- _STORED ROWS_:
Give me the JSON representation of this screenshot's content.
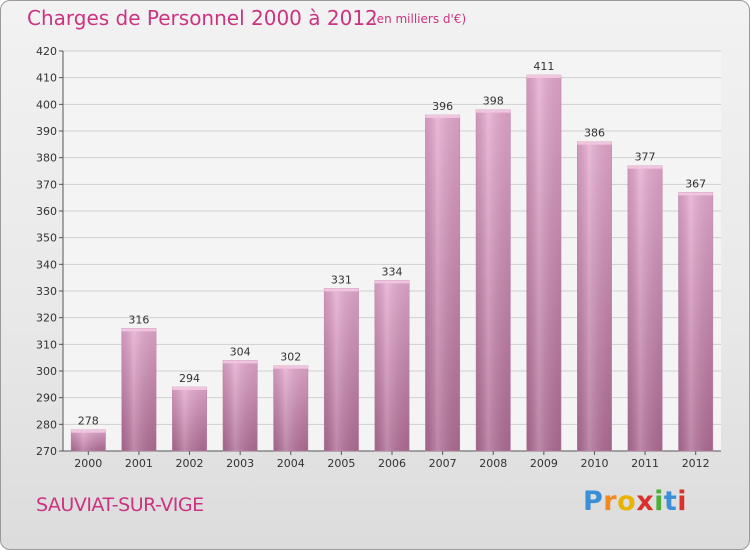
{
  "header": {
    "title": "Charges de Personnel 2000 à 2012",
    "subtitle": "(en milliers d'€)"
  },
  "footer": {
    "commune": "SAUVIAT-SUR-VIGE"
  },
  "logo": {
    "letters": [
      "P",
      "r",
      "o",
      "x",
      "i",
      "t",
      "i"
    ],
    "colors": [
      "#3a8fd6",
      "#f08a1c",
      "#e8b400",
      "#d9312b",
      "#4caf3a",
      "#3a8fd6",
      "#d9312b"
    ]
  },
  "chart_data": {
    "type": "bar",
    "categories": [
      "2000",
      "2001",
      "2002",
      "2003",
      "2004",
      "2005",
      "2006",
      "2007",
      "2008",
      "2009",
      "2010",
      "2011",
      "2012"
    ],
    "values": [
      278,
      316,
      294,
      304,
      302,
      331,
      334,
      396,
      398,
      411,
      386,
      377,
      367
    ],
    "title": "Charges de Personnel 2000 à 2012",
    "subtitle": "(en milliers d'€)",
    "ylim": [
      270,
      420
    ],
    "yticks": [
      270,
      280,
      290,
      300,
      310,
      320,
      330,
      340,
      350,
      360,
      370,
      380,
      390,
      400,
      410,
      420
    ],
    "grid": true,
    "bar_color": "#d98fb8",
    "bar_color_dark": "#b56e98"
  }
}
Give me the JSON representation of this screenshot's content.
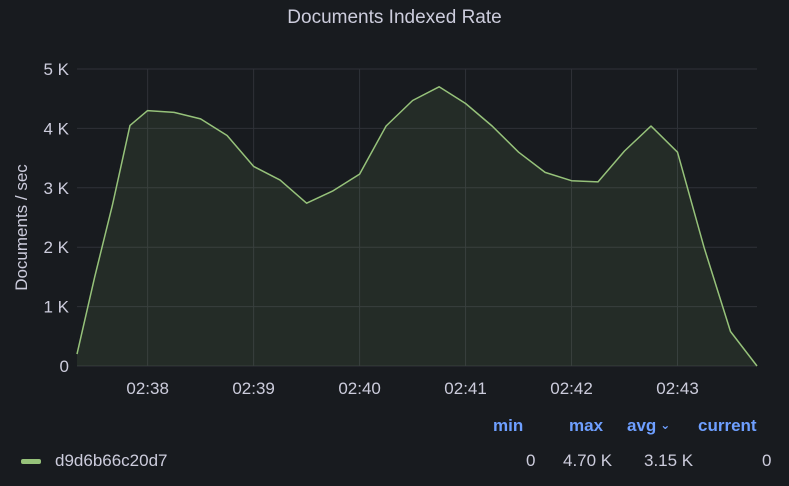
{
  "panel": {
    "title": "Documents Indexed Rate"
  },
  "chart_data": {
    "type": "area",
    "title": "Documents Indexed Rate",
    "ylabel": "Documents / sec",
    "xlabel": "",
    "ylim": [
      0,
      5000
    ],
    "yticks": [
      0,
      1000,
      2000,
      3000,
      4000,
      5000
    ],
    "ytick_labels": [
      "0",
      "1 K",
      "2 K",
      "3 K",
      "4 K",
      "5 K"
    ],
    "xticks": [
      "02:38",
      "02:39",
      "02:40",
      "02:41",
      "02:42",
      "02:43"
    ],
    "grid": true,
    "series": [
      {
        "name": "d9d6b66c20d7",
        "color": "#96c27a",
        "x": [
          "02:37:20",
          "02:37:30",
          "02:37:40",
          "02:37:50",
          "02:38:00",
          "02:38:15",
          "02:38:30",
          "02:38:45",
          "02:39:00",
          "02:39:15",
          "02:39:30",
          "02:39:45",
          "02:40:00",
          "02:40:15",
          "02:40:30",
          "02:40:45",
          "02:41:00",
          "02:41:15",
          "02:41:30",
          "02:41:45",
          "02:42:00",
          "02:42:15",
          "02:42:30",
          "02:42:45",
          "02:43:00",
          "02:43:15",
          "02:43:30",
          "02:43:45"
        ],
        "values": [
          200,
          1500,
          2700,
          4050,
          4300,
          4270,
          4160,
          3880,
          3360,
          3130,
          2740,
          2950,
          3230,
          4040,
          4470,
          4700,
          4420,
          4040,
          3600,
          3260,
          3120,
          3100,
          3620,
          4040,
          3600,
          2000,
          580,
          0
        ]
      }
    ]
  },
  "legend": {
    "headers": {
      "min": "min",
      "max": "max",
      "avg": "avg",
      "current": "current"
    },
    "rows": [
      {
        "name": "d9d6b66c20d7",
        "color": "#96c27a",
        "min": "0",
        "max": "4.70 K",
        "avg": "3.15 K",
        "current": "0"
      }
    ]
  }
}
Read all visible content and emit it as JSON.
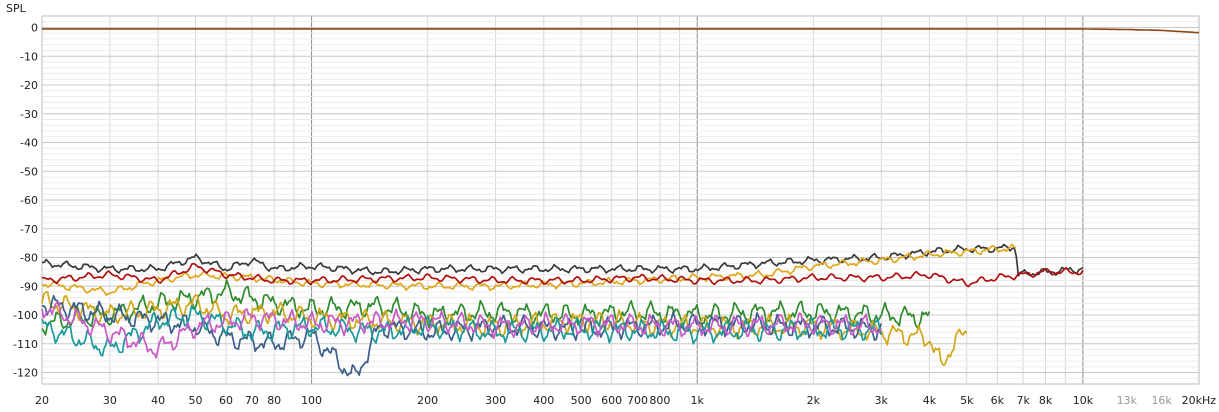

- _PROMPT_:
Show every line where the string "milliers" appears.

- _ANSWER TO THIS EXERCISE_:
    "subtitle": "(en milliers d'€)"
    "subtitle": "(en milliers d'€)",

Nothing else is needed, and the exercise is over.